*** Begin section ***
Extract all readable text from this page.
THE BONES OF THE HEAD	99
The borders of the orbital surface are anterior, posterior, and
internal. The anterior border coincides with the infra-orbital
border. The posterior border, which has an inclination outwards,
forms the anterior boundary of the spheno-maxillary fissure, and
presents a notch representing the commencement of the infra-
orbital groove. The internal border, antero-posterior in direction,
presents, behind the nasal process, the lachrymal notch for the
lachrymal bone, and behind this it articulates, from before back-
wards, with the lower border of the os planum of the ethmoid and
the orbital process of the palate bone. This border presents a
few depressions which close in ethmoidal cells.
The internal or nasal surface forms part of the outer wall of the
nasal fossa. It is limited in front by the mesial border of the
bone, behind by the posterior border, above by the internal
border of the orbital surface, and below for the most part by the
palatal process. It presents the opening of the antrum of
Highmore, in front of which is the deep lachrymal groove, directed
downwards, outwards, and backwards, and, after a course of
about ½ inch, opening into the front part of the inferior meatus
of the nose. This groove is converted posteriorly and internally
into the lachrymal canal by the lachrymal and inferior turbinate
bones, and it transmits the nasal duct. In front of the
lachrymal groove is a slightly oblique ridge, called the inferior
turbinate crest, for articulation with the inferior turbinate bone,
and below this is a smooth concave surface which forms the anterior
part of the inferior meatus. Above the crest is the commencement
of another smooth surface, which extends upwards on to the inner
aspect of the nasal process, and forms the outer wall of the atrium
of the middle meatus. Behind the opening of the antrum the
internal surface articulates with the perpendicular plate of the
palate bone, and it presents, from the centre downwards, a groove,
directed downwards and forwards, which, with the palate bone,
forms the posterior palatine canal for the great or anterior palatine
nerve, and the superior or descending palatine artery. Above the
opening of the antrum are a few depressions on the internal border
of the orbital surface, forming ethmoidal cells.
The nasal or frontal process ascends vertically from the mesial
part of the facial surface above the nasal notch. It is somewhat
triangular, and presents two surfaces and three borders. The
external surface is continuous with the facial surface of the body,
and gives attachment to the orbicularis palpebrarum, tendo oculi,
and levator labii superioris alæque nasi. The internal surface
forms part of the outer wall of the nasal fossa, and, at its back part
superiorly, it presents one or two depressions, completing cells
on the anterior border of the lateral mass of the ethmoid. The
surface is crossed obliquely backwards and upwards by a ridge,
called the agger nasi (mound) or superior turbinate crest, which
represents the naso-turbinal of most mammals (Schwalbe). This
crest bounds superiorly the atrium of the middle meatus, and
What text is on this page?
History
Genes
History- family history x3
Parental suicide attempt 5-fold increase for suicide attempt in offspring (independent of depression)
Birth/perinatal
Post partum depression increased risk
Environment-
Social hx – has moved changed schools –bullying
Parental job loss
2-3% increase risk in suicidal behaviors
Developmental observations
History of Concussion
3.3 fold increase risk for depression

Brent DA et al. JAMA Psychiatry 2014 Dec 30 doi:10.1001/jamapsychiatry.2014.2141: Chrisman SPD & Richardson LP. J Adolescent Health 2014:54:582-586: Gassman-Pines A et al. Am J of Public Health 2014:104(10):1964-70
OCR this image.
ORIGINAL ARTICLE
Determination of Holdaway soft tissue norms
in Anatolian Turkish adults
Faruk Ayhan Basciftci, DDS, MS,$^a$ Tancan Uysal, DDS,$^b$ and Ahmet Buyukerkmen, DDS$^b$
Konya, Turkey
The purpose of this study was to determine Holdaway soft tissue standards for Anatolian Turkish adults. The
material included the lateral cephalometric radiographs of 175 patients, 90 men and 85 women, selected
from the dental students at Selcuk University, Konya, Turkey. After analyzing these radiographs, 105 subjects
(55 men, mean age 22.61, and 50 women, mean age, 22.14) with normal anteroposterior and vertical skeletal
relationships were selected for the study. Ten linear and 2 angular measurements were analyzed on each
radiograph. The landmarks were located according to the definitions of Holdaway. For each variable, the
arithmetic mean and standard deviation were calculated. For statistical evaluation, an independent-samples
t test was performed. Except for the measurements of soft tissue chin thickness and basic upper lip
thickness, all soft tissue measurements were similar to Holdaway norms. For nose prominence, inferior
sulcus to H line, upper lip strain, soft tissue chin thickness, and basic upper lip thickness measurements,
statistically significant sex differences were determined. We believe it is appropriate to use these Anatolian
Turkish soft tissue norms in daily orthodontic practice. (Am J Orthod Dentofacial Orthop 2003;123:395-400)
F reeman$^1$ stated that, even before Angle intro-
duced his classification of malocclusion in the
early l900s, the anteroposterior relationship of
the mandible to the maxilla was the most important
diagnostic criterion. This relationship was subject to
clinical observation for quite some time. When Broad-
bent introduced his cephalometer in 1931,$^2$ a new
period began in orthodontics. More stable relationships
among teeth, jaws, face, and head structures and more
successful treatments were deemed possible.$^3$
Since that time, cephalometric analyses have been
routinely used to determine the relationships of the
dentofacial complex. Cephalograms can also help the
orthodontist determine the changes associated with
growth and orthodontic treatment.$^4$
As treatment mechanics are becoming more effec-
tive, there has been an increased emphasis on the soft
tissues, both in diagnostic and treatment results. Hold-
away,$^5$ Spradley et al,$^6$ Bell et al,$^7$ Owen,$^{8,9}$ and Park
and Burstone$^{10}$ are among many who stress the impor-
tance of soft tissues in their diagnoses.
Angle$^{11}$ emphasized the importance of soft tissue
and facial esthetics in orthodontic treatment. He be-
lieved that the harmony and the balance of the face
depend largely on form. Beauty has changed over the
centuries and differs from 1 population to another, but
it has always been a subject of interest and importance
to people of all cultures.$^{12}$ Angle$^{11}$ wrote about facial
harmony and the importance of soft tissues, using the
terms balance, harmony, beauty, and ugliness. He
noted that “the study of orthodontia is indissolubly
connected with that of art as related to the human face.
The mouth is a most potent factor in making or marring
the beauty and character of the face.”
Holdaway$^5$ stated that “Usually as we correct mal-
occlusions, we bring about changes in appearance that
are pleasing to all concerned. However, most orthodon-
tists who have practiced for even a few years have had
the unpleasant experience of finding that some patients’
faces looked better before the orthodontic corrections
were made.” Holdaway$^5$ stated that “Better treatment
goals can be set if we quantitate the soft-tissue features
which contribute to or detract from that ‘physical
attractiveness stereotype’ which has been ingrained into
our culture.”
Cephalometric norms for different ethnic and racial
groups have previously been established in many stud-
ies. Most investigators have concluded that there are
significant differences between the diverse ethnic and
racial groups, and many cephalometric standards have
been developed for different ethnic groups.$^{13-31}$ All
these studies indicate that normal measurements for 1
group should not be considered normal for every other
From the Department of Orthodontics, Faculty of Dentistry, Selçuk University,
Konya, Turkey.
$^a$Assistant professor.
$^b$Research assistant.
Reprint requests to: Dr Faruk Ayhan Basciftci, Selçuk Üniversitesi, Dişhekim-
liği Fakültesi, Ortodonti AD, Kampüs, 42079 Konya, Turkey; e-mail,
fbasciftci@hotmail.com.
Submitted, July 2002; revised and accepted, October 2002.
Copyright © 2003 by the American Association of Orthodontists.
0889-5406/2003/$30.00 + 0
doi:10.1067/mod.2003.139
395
*** End section ***
* _EXERCISE REQUIREMENTS_
Wherever the word "harmony" shows up in the material, copy the line it is on.

* _RESPONSE_
lieved that the harmony and the balance of the face
harmony and the importance of soft tissues, using the
terms balance, harmony, beauty, and ugliness. He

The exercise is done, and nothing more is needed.